- Stated goal: Could you copy every line from the material below in which "Precision" appears?

::::::::::

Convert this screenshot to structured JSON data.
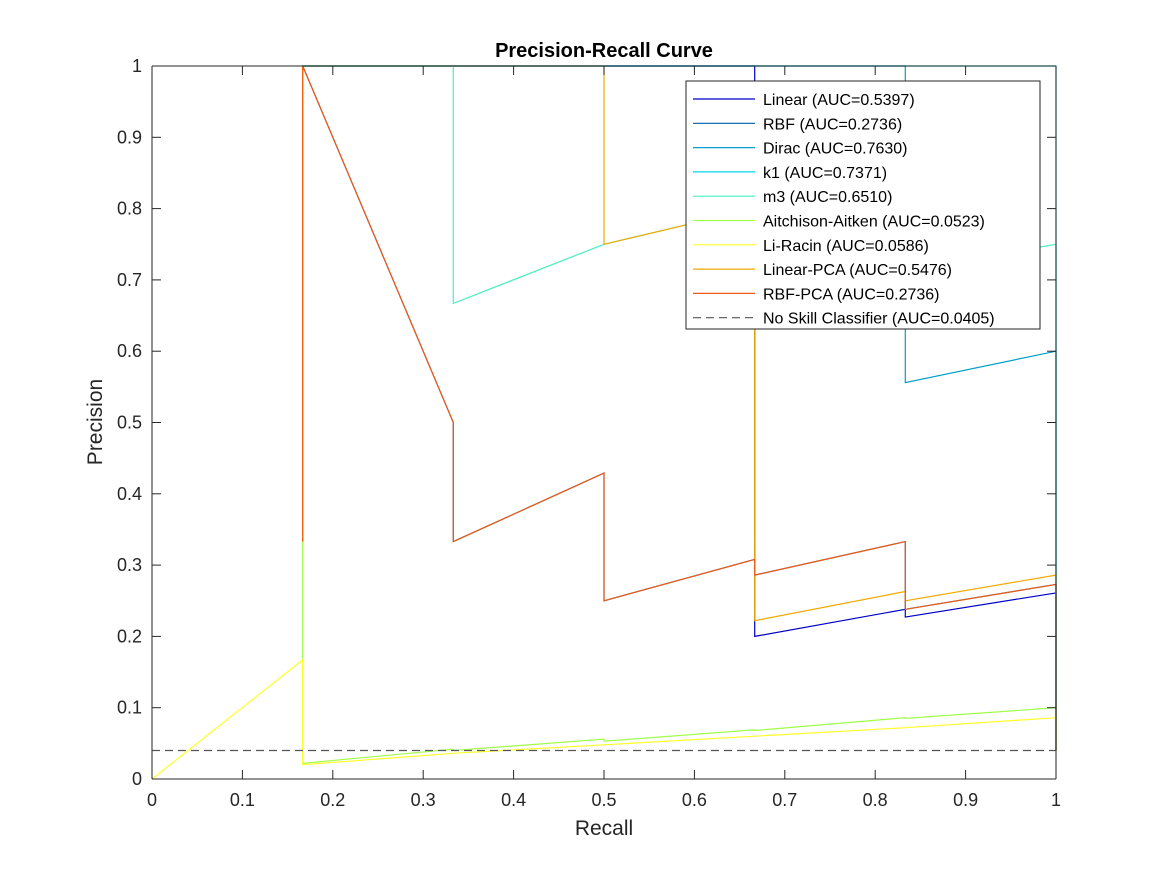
{
  "chart_data": {
    "type": "line",
    "title": "Precision-Recall Curve",
    "xlabel": "Recall",
    "ylabel": "Precision",
    "xlim": [
      0,
      1
    ],
    "ylim": [
      0,
      1
    ],
    "xticks": [
      "0",
      "0.1",
      "0.2",
      "0.3",
      "0.4",
      "0.5",
      "0.6",
      "0.7",
      "0.8",
      "0.9",
      "1"
    ],
    "yticks": [
      "0",
      "0.1",
      "0.2",
      "0.3",
      "0.4",
      "0.5",
      "0.6",
      "0.7",
      "0.8",
      "0.9",
      "1"
    ],
    "grid": false,
    "legend_position": "top-right",
    "series": [
      {
        "name": "Linear (AUC=0.5397)",
        "color": "#0000c8",
        "dash": false,
        "x": [
          0.1667,
          0.1667,
          0.3333,
          0.3333,
          0.5,
          0.5,
          0.6667,
          0.6667,
          0.8333,
          0.8333,
          1.0,
          1.0
        ],
        "y": [
          0.333,
          1.0,
          1.0,
          1.0,
          1.0,
          1.0,
          1.0,
          0.2,
          0.238,
          0.227,
          0.261,
          0.04
        ]
      },
      {
        "name": "RBF (AUC=0.2736)",
        "color": "#005faa",
        "dash": false,
        "x": [
          0.1667,
          0.1667,
          0.3333,
          0.3333,
          0.5,
          0.5,
          0.6667,
          0.6667,
          0.8333,
          0.8333,
          1.0,
          1.0
        ],
        "y": [
          0.333,
          1.0,
          0.5,
          0.333,
          0.429,
          0.25,
          0.308,
          0.286,
          0.333,
          0.238,
          0.273,
          0.04
        ]
      },
      {
        "name": "Dirac (AUC=0.7630)",
        "color": "#00a0c8",
        "dash": false,
        "x": [
          0.1667,
          0.1667,
          0.3333,
          0.3333,
          0.5,
          0.5,
          0.6667,
          0.6667,
          0.8333,
          0.8333,
          1.0,
          1.0
        ],
        "y": [
          0.333,
          1.0,
          1.0,
          1.0,
          1.0,
          1.0,
          1.0,
          1.0,
          1.0,
          0.556,
          0.6,
          0.04
        ]
      },
      {
        "name": "k1 (AUC=0.7371)",
        "color": "#00d7e6",
        "dash": false,
        "x": [
          0.1667,
          0.1667,
          0.3333,
          0.3333,
          0.5,
          0.5,
          0.6667,
          0.6667,
          0.8333,
          0.8333,
          1.0,
          1.0
        ],
        "y": [
          0.333,
          1.0,
          1.0,
          1.0,
          1.0,
          1.0,
          1.0,
          1.0,
          1.0,
          1.0,
          1.0,
          0.04
        ]
      },
      {
        "name": "m3 (AUC=0.6510)",
        "color": "#46f0be",
        "dash": false,
        "x": [
          0.1667,
          0.1667,
          0.3333,
          0.3333,
          0.5,
          0.5,
          0.6667,
          0.6667,
          0.8333,
          0.8333,
          1.0,
          1.0
        ],
        "y": [
          0.333,
          1.0,
          1.0,
          0.667,
          0.75,
          0.75,
          0.8,
          0.8,
          0.833,
          0.714,
          0.75,
          0.04
        ]
      },
      {
        "name": "Aitchison-Aitken (AUC=0.0523)",
        "color": "#a0ff46",
        "dash": false,
        "x": [
          0.1667,
          0.1667,
          0.3333,
          0.3333,
          0.5,
          0.5,
          0.6667,
          0.6667,
          0.8333,
          0.8333,
          1.0,
          1.0
        ],
        "y": [
          0.333,
          0.022,
          0.042,
          0.04,
          0.056,
          0.053,
          0.069,
          0.068,
          0.086,
          0.085,
          0.1,
          0.04
        ]
      },
      {
        "name": "Li-Racin (AUC=0.0586)",
        "color": "#ffff28",
        "dash": false,
        "x": [
          0.0,
          0.1667,
          0.1667,
          0.3333,
          0.5,
          0.6667,
          0.8333,
          1.0
        ],
        "y": [
          0.0,
          0.167,
          0.02,
          0.036,
          0.048,
          0.06,
          0.072,
          0.086
        ]
      },
      {
        "name": "Linear-PCA (AUC=0.5476)",
        "color": "#f0aa00",
        "dash": false,
        "x": [
          0.1667,
          0.1667,
          0.3333,
          0.3333,
          0.5,
          0.5,
          0.6667,
          0.6667,
          0.8333,
          0.8333,
          1.0,
          1.0
        ],
        "y": [
          0.333,
          1.0,
          1.0,
          1.0,
          1.0,
          0.75,
          0.8,
          0.222,
          0.263,
          0.25,
          0.286,
          0.04
        ]
      },
      {
        "name": "RBF-PCA (AUC=0.2736)",
        "color": "#f05a14",
        "dash": false,
        "x": [
          0.1667,
          0.1667,
          0.3333,
          0.3333,
          0.5,
          0.5,
          0.6667,
          0.6667,
          0.8333,
          0.8333,
          1.0,
          1.0
        ],
        "y": [
          0.333,
          1.0,
          0.5,
          0.333,
          0.429,
          0.25,
          0.308,
          0.286,
          0.333,
          0.238,
          0.273,
          0.04
        ]
      },
      {
        "name": "No Skill Classifier (AUC=0.0405)",
        "color": "#000000",
        "dash": true,
        "x": [
          0.0,
          1.0
        ],
        "y": [
          0.04,
          0.04
        ]
      }
    ]
  }
}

::::::::::

- Exercise output:
    "title": "Precision-Recall Curve",
    "ylabel": "Precision",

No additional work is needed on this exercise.